● **Data lines**
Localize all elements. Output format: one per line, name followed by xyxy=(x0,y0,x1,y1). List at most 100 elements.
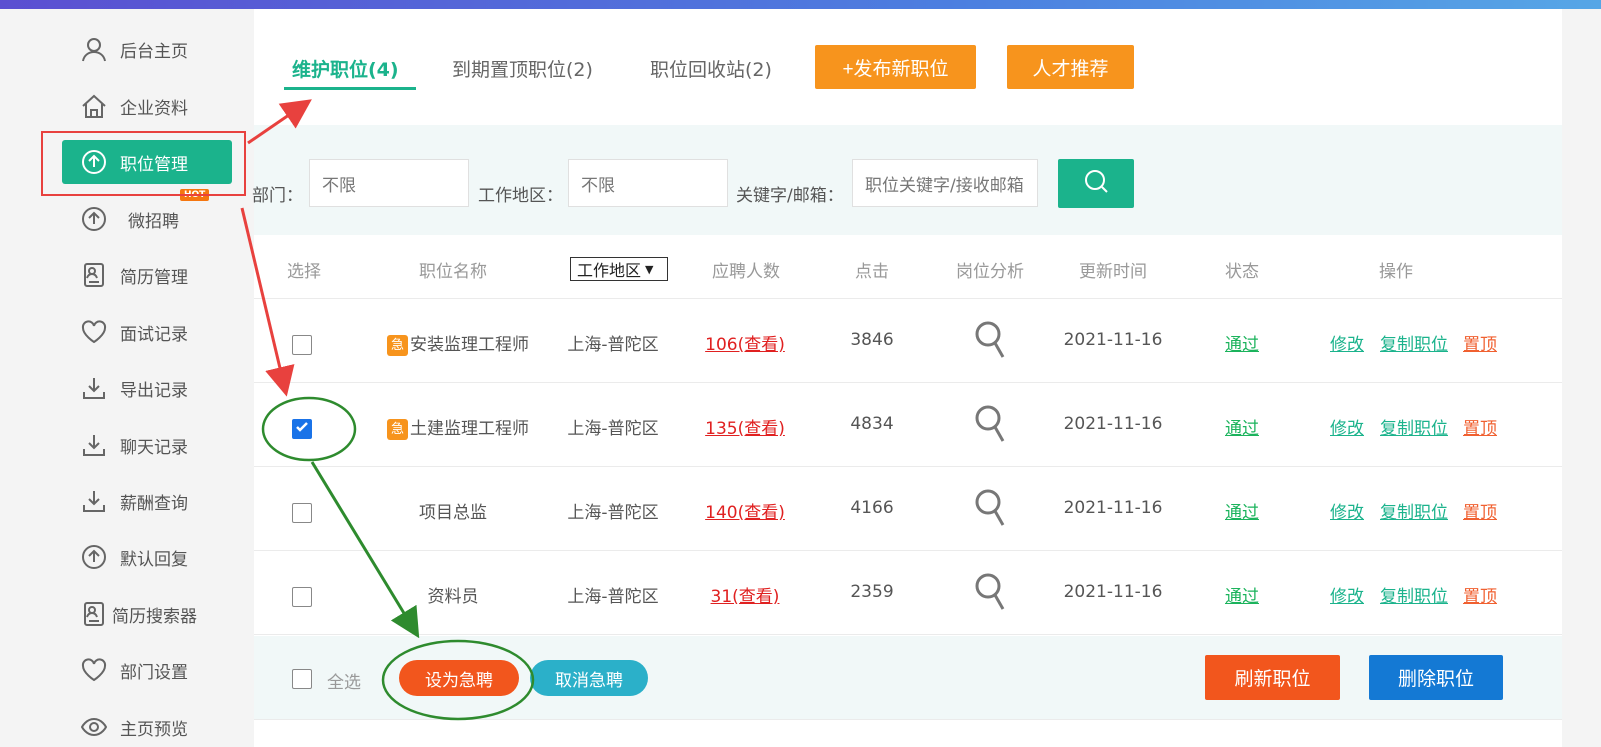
updated-date: 2021-11-16 xyxy=(1063,414,1163,434)
sidebar-item-label: 默认回复 xyxy=(120,549,188,570)
table-row: 急安装监理工程师 上海-普陀区 106(查看) 3846 2021-11-16 … xyxy=(254,299,1562,383)
applicants-link[interactable]: 135(查看) xyxy=(705,414,785,439)
header-select: 选择 xyxy=(287,262,321,282)
sidebar-item-exports[interactable]: 导出记录 xyxy=(62,366,232,410)
sidebar-item-company[interactable]: 企业资料 xyxy=(62,84,232,128)
row-checkbox[interactable] xyxy=(292,587,312,607)
edit-link[interactable]: 修改 xyxy=(1330,414,1364,439)
updated-date: 2021-11-16 xyxy=(1063,330,1163,350)
sidebar-item-departments[interactable]: 部门设置 xyxy=(62,648,232,692)
row-checkbox[interactable] xyxy=(292,335,312,355)
sidebar-item-interviews[interactable]: 面试记录 xyxy=(62,310,232,354)
tab-expired-top[interactable]: 到期置顶职位(2) xyxy=(452,55,593,82)
click-count: 2359 xyxy=(850,582,894,602)
delete-jobs-button[interactable]: 删除职位 xyxy=(1369,655,1503,700)
sidebar-item-label: 主页预览 xyxy=(120,719,188,740)
pin-top-link[interactable]: 置顶 xyxy=(1463,330,1497,355)
sidebar-item-label: 聊天记录 xyxy=(120,437,188,458)
copy-job-link[interactable]: 复制职位 xyxy=(1380,498,1448,523)
set-urgent-button[interactable]: 设为急聘 xyxy=(399,660,519,696)
job-area: 上海-普陀区 xyxy=(567,503,659,523)
filter-bar: 部门： 不限 工作地区： 不限 关键字/邮箱： 职位关键字/接收邮箱 xyxy=(252,125,1562,235)
area-label: 工作地区： xyxy=(478,186,563,206)
magnifier-icon[interactable] xyxy=(975,489,1005,534)
sidebar-item-auto-reply[interactable]: 默认回复 xyxy=(62,535,232,579)
job-name[interactable]: 项目总监 xyxy=(419,498,487,523)
job-name[interactable]: 急安装监理工程师 xyxy=(387,330,529,356)
sidebar-item-resume-search[interactable]: 简历搜索器 xyxy=(62,592,232,636)
updated-date: 2021-11-16 xyxy=(1063,582,1163,602)
top-gradient-bar xyxy=(0,0,1601,9)
caret-down-icon: ▼ xyxy=(645,262,654,276)
sidebar-item-label: 微招聘 xyxy=(128,211,179,232)
row-checkbox[interactable] xyxy=(292,419,312,439)
pin-top-link[interactable]: 置顶 xyxy=(1463,414,1497,439)
dept-label: 部门： xyxy=(252,186,303,206)
sidebar-item-micro-recruit[interactable]: 微招聘 HOT xyxy=(62,189,232,241)
row-checkbox[interactable] xyxy=(292,503,312,523)
status-link[interactable]: 通过 xyxy=(1225,330,1259,355)
annotation-highlight-box xyxy=(41,131,246,196)
publish-job-button[interactable]: +发布新职位 xyxy=(815,45,976,89)
sidebar-item-home[interactable]: 后台主页 xyxy=(62,27,232,71)
magnifier-icon[interactable] xyxy=(975,405,1005,450)
status-link[interactable]: 通过 xyxy=(1225,414,1259,439)
sidebar-item-chats[interactable]: 聊天记录 xyxy=(62,423,232,467)
applicants-link[interactable]: 31(查看) xyxy=(711,582,780,607)
pin-top-link[interactable]: 置顶 xyxy=(1463,582,1497,607)
updated-date: 2021-11-16 xyxy=(1063,498,1163,518)
resume-icon xyxy=(80,261,108,289)
talent-recommend-button[interactable]: 人才推荐 xyxy=(1007,45,1134,89)
dept-input[interactable]: 不限 xyxy=(309,159,469,207)
header-clicks: 点击 xyxy=(855,262,889,282)
sidebar-item-resumes[interactable]: 简历管理 xyxy=(62,253,232,297)
magnifier-icon[interactable] xyxy=(975,573,1005,618)
search-button[interactable] xyxy=(1058,159,1134,208)
tab-maintain-jobs[interactable]: 维护职位(4) xyxy=(292,55,399,82)
job-name-text: 安装监理工程师 xyxy=(410,335,529,355)
cancel-urgent-button[interactable]: 取消急聘 xyxy=(530,660,648,696)
sidebar-item-label: 部门设置 xyxy=(120,662,188,683)
table-row: 项目总监 上海-普陀区 140(查看) 4166 2021-11-16 通过 修… xyxy=(254,467,1562,551)
job-name[interactable]: 资料员 xyxy=(428,582,479,607)
keyword-input[interactable]: 职位关键字/接收邮箱 xyxy=(852,159,1038,207)
copy-job-link[interactable]: 复制职位 xyxy=(1380,582,1448,607)
tab-recycle-bin[interactable]: 职位回收站(2) xyxy=(650,55,772,82)
sidebar-item-salary[interactable]: 薪酬查询 xyxy=(62,479,232,523)
sidebar-item-label: 简历搜索器 xyxy=(112,606,197,627)
select-all-label[interactable]: 全选 xyxy=(327,668,361,693)
magnifier-icon[interactable] xyxy=(975,321,1005,366)
edit-link[interactable]: 修改 xyxy=(1330,498,1364,523)
edit-link[interactable]: 修改 xyxy=(1330,330,1364,355)
applicants-link[interactable]: 140(查看) xyxy=(705,498,785,523)
job-name[interactable]: 急土建监理工程师 xyxy=(387,414,529,440)
status-link[interactable]: 通过 xyxy=(1225,582,1259,607)
applicants-link[interactable]: 106(查看) xyxy=(705,330,785,355)
copy-job-link[interactable]: 复制职位 xyxy=(1380,414,1448,439)
header-applicants: 应聘人数 xyxy=(712,262,780,282)
header-status: 状态 xyxy=(1225,262,1259,282)
sidebar-item-preview[interactable]: 主页预览 xyxy=(62,705,232,747)
table-row: 资料员 上海-普陀区 31(查看) 2359 2021-11-16 通过 修改 … xyxy=(254,551,1562,635)
bulk-action-bar: 全选 设为急聘 取消急聘 刷新职位 删除职位 xyxy=(254,636,1562,720)
pin-top-link[interactable]: 置顶 xyxy=(1463,498,1497,523)
sidebar-item-label: 薪酬查询 xyxy=(120,493,188,514)
select-all-checkbox[interactable] xyxy=(292,669,312,689)
area-filter-select[interactable]: 工作地区 ▼ xyxy=(570,257,668,281)
edit-link[interactable]: 修改 xyxy=(1330,582,1364,607)
header-job-name: 职位名称 xyxy=(419,262,487,282)
job-area: 上海-普陀区 xyxy=(567,419,659,439)
area-input[interactable]: 不限 xyxy=(568,159,728,207)
tab-bar: 维护职位(4) 到期置顶职位(2) 职位回收站(2) +发布新职位 人才推荐 xyxy=(254,9,1562,125)
home-icon xyxy=(80,92,108,120)
upload-icon xyxy=(80,205,108,233)
heart-icon xyxy=(80,318,108,346)
copy-job-link[interactable]: 复制职位 xyxy=(1380,330,1448,355)
status-link[interactable]: 通过 xyxy=(1225,498,1259,523)
refresh-jobs-button[interactable]: 刷新职位 xyxy=(1205,655,1340,700)
search-icon xyxy=(1083,168,1109,199)
sidebar-item-label: 面试记录 xyxy=(120,324,188,345)
job-area: 上海-普陀区 xyxy=(567,587,659,607)
click-count: 3846 xyxy=(850,330,894,350)
resume-icon xyxy=(80,600,108,628)
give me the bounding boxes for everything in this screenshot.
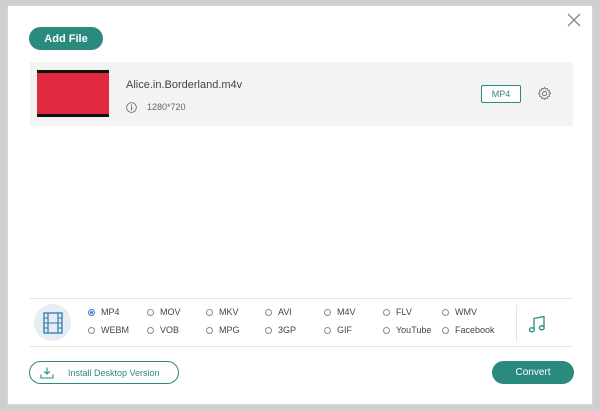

● **Request**
Retype every line of the entries above word for word, omitting the pictures.

● **Response below**
Localize all elements. Output format: one per line, name followed by xyxy=(x0,y0,x1,y1). List at most 100 elements.
updated-date: 2021-11-16 xyxy=(1063,414,1163,434)
sidebar-item-label: 默认回复 xyxy=(120,549,188,570)
table-row: 急安装监理工程师 上海-普陀区 106(查看) 3846 2021-11-16 … xyxy=(254,299,1562,383)
applicants-link[interactable]: 135(查看) xyxy=(705,414,785,439)
header-select: 选择 xyxy=(287,262,321,282)
sidebar-item-exports[interactable]: 导出记录 xyxy=(62,366,232,410)
sidebar-item-company[interactable]: 企业资料 xyxy=(62,84,232,128)
row-checkbox[interactable] xyxy=(292,587,312,607)
edit-link[interactable]: 修改 xyxy=(1330,414,1364,439)
updated-date: 2021-11-16 xyxy=(1063,330,1163,350)
sidebar-item-departments[interactable]: 部门设置 xyxy=(62,648,232,692)
row-checkbox[interactable] xyxy=(292,335,312,355)
sidebar-item-interviews[interactable]: 面试记录 xyxy=(62,310,232,354)
tab-expired-top[interactable]: 到期置顶职位(2) xyxy=(452,55,593,82)
click-count: 2359 xyxy=(850,582,894,602)
delete-jobs-button[interactable]: 删除职位 xyxy=(1369,655,1503,700)
sidebar-item-label: 主页预览 xyxy=(120,719,188,740)
pin-top-link[interactable]: 置顶 xyxy=(1463,330,1497,355)
sidebar-item-label: 聊天记录 xyxy=(120,437,188,458)
copy-job-link[interactable]: 复制职位 xyxy=(1380,498,1448,523)
set-urgent-button[interactable]: 设为急聘 xyxy=(399,660,519,696)
job-area: 上海-普陀区 xyxy=(567,503,659,523)
filter-bar: 部门： 不限 工作地区： 不限 关键字/邮箱： 职位关键字/接收邮箱 xyxy=(252,125,1562,235)
area-label: 工作地区： xyxy=(478,186,563,206)
magnifier-icon[interactable] xyxy=(975,489,1005,534)
sidebar-item-auto-reply[interactable]: 默认回复 xyxy=(62,535,232,579)
job-name[interactable]: 项目总监 xyxy=(419,498,487,523)
job-name[interactable]: 急安装监理工程师 xyxy=(387,330,529,356)
sidebar-item-resume-search[interactable]: 简历搜索器 xyxy=(62,592,232,636)
updated-date: 2021-11-16 xyxy=(1063,582,1163,602)
top-gradient-bar xyxy=(0,0,1601,9)
caret-down-icon: ▼ xyxy=(645,262,654,276)
sidebar-item-label: 微招聘 xyxy=(128,211,179,232)
row-checkbox[interactable] xyxy=(292,419,312,439)
pin-top-link[interactable]: 置顶 xyxy=(1463,414,1497,439)
dept-label: 部门： xyxy=(252,186,303,206)
sidebar-item-micro-recruit[interactable]: 微招聘 HOT xyxy=(62,189,232,241)
row-checkbox[interactable] xyxy=(292,503,312,523)
status-link[interactable]: 通过 xyxy=(1225,330,1259,355)
annotation-highlight-box xyxy=(41,131,246,196)
publish-job-button[interactable]: +发布新职位 xyxy=(815,45,976,89)
sidebar-item-home[interactable]: 后台主页 xyxy=(62,27,232,71)
magnifier-icon[interactable] xyxy=(975,405,1005,450)
status-link[interactable]: 通过 xyxy=(1225,414,1259,439)
sidebar-item-chats[interactable]: 聊天记录 xyxy=(62,423,232,467)
applicants-link[interactable]: 31(查看) xyxy=(711,582,780,607)
pin-top-link[interactable]: 置顶 xyxy=(1463,582,1497,607)
updated-date: 2021-11-16 xyxy=(1063,498,1163,518)
resume-icon xyxy=(80,261,108,289)
talent-recommend-button[interactable]: 人才推荐 xyxy=(1007,45,1134,89)
dept-input[interactable]: 不限 xyxy=(309,159,469,207)
header-clicks: 点击 xyxy=(855,262,889,282)
sidebar-item-resumes[interactable]: 简历管理 xyxy=(62,253,232,297)
magnifier-icon[interactable] xyxy=(975,573,1005,618)
search-button[interactable] xyxy=(1058,159,1134,208)
tab-maintain-jobs[interactable]: 维护职位(4) xyxy=(292,55,399,82)
job-name-text: 安装监理工程师 xyxy=(410,335,529,355)
cancel-urgent-button[interactable]: 取消急聘 xyxy=(530,660,648,696)
sidebar-item-label: 部门设置 xyxy=(120,662,188,683)
table-row: 项目总监 上海-普陀区 140(查看) 4166 2021-11-16 通过 修… xyxy=(254,467,1562,551)
job-name[interactable]: 资料员 xyxy=(428,582,479,607)
keyword-input[interactable]: 职位关键字/接收邮箱 xyxy=(852,159,1038,207)
copy-job-link[interactable]: 复制职位 xyxy=(1380,582,1448,607)
tab-recycle-bin[interactable]: 职位回收站(2) xyxy=(650,55,772,82)
sidebar-item-salary[interactable]: 薪酬查询 xyxy=(62,479,232,523)
sidebar-item-label: 简历搜索器 xyxy=(112,606,197,627)
select-all-label[interactable]: 全选 xyxy=(327,668,361,693)
magnifier-icon[interactable] xyxy=(975,321,1005,366)
edit-link[interactable]: 修改 xyxy=(1330,498,1364,523)
edit-link[interactable]: 修改 xyxy=(1330,330,1364,355)
applicants-link[interactable]: 140(查看) xyxy=(705,498,785,523)
job-name[interactable]: 急土建监理工程师 xyxy=(387,414,529,440)
status-link[interactable]: 通过 xyxy=(1225,582,1259,607)
applicants-link[interactable]: 106(查看) xyxy=(705,330,785,355)
copy-job-link[interactable]: 复制职位 xyxy=(1380,414,1448,439)
header-applicants: 应聘人数 xyxy=(712,262,780,282)
header-status: 状态 xyxy=(1225,262,1259,282)
sidebar-item-preview[interactable]: 主页预览 xyxy=(62,705,232,747)
table-row: 资料员 上海-普陀区 31(查看) 2359 2021-11-16 通过 修改 … xyxy=(254,551,1562,635)
bulk-action-bar: 全选 设为急聘 取消急聘 刷新职位 删除职位 xyxy=(254,636,1562,720)
pin-top-link[interactable]: 置顶 xyxy=(1463,498,1497,523)
sidebar-item-label: 薪酬查询 xyxy=(120,493,188,514)
select-all-checkbox[interactable] xyxy=(292,669,312,689)
area-filter-select[interactable]: 工作地区 ▼ xyxy=(570,257,668,281)
edit-link[interactable]: 修改 xyxy=(1330,582,1364,607)
header-job-name: 职位名称 xyxy=(419,262,487,282)
job-area: 上海-普陀区 xyxy=(567,419,659,439)
area-input[interactable]: 不限 xyxy=(568,159,728,207)
tab-bar: 维护职位(4) 到期置顶职位(2) 职位回收站(2) +发布新职位 人才推荐 xyxy=(254,9,1562,125)
home-icon xyxy=(80,92,108,120)
upload-icon xyxy=(80,205,108,233)
heart-icon xyxy=(80,318,108,346)
copy-job-link[interactable]: 复制职位 xyxy=(1380,330,1448,355)
status-link[interactable]: 通过 xyxy=(1225,498,1259,523)
refresh-jobs-button[interactable]: 刷新职位 xyxy=(1205,655,1340,700)
search-icon xyxy=(1083,168,1109,199)
sidebar-item-label: 面试记录 xyxy=(120,324,188,345)
job-area: 上海-普陀区 xyxy=(567,587,659,607)
click-count: 3846 xyxy=(850,330,894,350)
resume-icon xyxy=(80,600,108,628)
give me the bounding boxes for everything in this screenshot.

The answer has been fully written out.